DATA FOR THE TASK:

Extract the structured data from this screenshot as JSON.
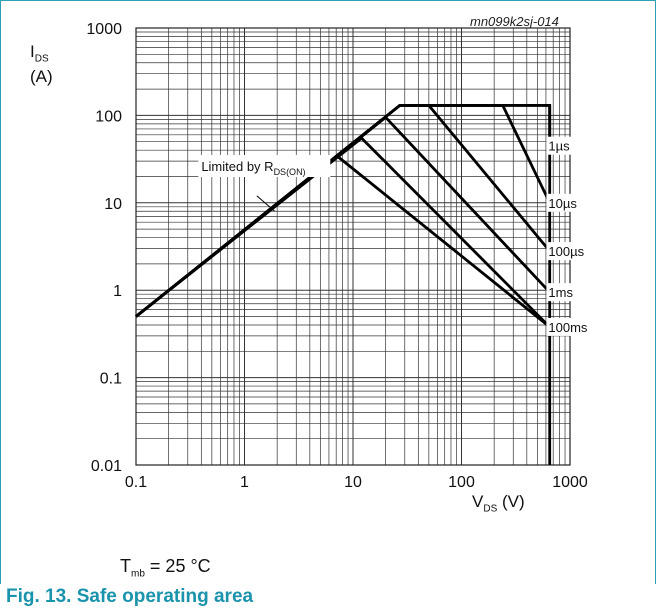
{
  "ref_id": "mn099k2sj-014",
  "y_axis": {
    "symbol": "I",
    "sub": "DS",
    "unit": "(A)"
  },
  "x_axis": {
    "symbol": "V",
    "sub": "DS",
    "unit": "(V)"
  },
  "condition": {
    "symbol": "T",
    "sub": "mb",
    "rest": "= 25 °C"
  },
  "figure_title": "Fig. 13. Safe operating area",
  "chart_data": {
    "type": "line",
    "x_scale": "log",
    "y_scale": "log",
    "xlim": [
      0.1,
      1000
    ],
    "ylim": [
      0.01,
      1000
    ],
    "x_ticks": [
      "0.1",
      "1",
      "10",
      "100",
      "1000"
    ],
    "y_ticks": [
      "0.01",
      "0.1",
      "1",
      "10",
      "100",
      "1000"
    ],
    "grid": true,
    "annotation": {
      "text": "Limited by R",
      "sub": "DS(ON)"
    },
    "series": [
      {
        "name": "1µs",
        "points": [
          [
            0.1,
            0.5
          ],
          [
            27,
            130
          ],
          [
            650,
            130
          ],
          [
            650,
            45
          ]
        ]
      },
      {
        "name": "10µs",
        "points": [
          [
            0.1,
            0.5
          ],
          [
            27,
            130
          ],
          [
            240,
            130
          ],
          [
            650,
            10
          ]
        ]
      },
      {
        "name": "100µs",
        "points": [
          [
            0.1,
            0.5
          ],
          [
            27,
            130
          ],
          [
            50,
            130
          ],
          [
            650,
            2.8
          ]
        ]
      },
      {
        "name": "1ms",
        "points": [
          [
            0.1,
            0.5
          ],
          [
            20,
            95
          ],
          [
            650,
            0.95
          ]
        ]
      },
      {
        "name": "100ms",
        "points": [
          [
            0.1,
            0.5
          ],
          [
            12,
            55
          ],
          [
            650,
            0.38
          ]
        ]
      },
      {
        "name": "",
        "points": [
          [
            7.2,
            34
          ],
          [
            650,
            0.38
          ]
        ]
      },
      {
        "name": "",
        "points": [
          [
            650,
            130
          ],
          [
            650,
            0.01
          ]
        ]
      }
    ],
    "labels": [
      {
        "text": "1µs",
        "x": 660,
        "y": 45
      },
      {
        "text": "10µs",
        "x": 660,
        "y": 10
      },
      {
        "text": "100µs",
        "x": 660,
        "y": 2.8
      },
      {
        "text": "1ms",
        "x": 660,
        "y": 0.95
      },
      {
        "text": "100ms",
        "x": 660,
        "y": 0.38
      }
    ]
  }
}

WORK INSTRUCTIONS: Using the listing above, return all lines where the word "name" occurs.

REPLY:
        "name": "1µs",
        "name": "10µs",
        "name": "100µs",
        "name": "1ms",
        "name": "100ms",
        "name": "",
        "name": "",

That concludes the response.